Pick out each line of the records that includes the string "Norton", and copy it.

* **Records shown**:
....
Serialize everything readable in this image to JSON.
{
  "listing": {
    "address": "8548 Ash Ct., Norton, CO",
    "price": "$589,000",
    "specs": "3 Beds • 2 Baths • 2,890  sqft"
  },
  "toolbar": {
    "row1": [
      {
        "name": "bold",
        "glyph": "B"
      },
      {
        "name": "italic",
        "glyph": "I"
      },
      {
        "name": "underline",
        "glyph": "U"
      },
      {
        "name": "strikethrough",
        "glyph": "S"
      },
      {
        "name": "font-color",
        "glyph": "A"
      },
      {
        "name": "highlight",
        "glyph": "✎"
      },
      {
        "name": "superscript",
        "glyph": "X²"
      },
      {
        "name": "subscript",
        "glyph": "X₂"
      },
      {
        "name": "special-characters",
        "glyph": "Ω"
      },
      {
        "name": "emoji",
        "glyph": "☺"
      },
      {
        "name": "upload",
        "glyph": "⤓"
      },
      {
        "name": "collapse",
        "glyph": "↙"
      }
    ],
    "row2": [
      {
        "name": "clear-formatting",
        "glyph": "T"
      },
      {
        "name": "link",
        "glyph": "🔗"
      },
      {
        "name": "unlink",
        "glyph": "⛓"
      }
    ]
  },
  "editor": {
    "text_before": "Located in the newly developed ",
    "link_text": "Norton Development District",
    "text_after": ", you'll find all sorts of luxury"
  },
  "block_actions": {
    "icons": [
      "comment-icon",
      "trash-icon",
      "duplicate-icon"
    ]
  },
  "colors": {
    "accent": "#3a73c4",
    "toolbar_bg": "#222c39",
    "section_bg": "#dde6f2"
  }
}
....
* **Reply**:
    "address": "8548 Ash Ct., Norton, CO",
    "link_text": "Norton Development District",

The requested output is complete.